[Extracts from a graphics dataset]

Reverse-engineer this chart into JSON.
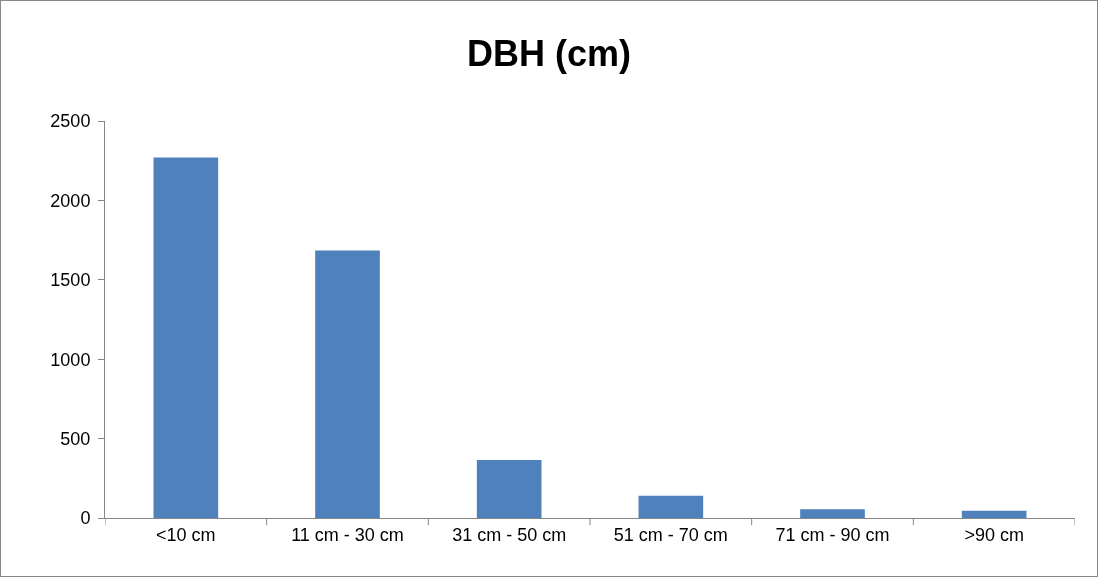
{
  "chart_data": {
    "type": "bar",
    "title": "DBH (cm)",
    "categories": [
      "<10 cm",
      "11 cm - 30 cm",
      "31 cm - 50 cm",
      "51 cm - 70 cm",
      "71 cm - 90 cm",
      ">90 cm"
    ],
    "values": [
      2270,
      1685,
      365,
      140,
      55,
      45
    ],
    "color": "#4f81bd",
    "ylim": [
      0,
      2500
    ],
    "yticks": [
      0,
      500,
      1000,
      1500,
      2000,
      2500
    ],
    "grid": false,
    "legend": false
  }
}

* * *

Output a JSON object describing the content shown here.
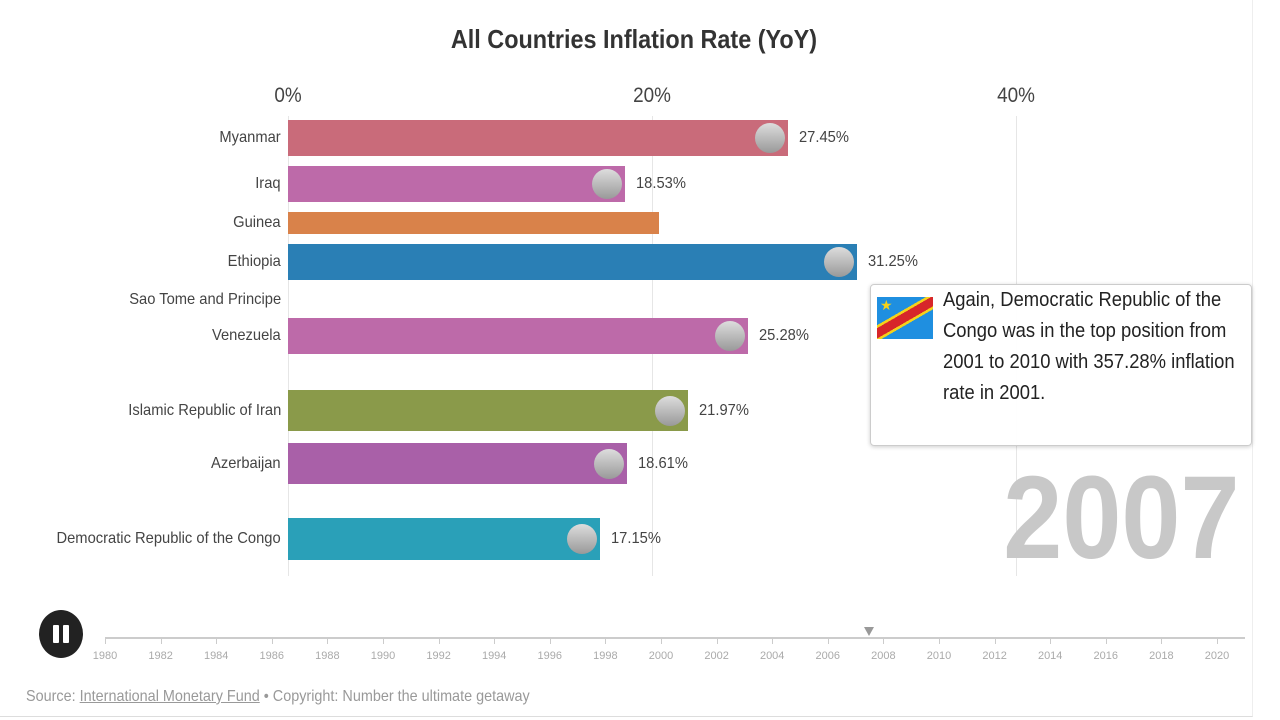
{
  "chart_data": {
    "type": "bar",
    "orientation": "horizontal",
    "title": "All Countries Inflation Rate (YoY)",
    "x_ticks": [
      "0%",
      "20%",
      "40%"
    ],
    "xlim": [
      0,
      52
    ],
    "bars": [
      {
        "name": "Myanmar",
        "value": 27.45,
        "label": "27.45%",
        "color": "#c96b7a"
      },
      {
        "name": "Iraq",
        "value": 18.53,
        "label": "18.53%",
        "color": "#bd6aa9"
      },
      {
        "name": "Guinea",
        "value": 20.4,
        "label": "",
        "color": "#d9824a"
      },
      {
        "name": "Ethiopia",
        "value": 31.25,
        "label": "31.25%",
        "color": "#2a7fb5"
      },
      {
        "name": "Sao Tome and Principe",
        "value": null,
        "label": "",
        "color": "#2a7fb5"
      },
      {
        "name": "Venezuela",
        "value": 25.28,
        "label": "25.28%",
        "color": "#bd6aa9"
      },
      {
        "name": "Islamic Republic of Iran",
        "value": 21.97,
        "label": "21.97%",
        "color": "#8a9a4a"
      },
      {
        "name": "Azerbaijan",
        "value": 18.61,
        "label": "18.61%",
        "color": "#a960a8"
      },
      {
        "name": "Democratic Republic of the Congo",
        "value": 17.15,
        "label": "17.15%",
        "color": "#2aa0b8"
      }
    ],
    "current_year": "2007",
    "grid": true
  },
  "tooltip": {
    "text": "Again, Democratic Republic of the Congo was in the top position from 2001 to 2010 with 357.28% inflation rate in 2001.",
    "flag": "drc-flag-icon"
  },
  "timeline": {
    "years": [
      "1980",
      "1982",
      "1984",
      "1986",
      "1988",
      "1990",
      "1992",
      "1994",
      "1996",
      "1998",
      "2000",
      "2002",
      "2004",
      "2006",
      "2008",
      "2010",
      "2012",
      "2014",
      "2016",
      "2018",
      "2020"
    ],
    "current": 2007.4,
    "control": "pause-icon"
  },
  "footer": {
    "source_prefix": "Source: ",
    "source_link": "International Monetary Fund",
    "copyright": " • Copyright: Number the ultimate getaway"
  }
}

■ WHAT THE TASK ASKS ■
Search the records above for the string "Democratic". Copy every line that contains it.

■ TASK SOLUTION ■
        "name": "Democratic Republic of the Congo",
    "text": "Again, Democratic Republic of the Congo was in the top position from 2001 to 2010 with 357.28% inflation rate in 2001.",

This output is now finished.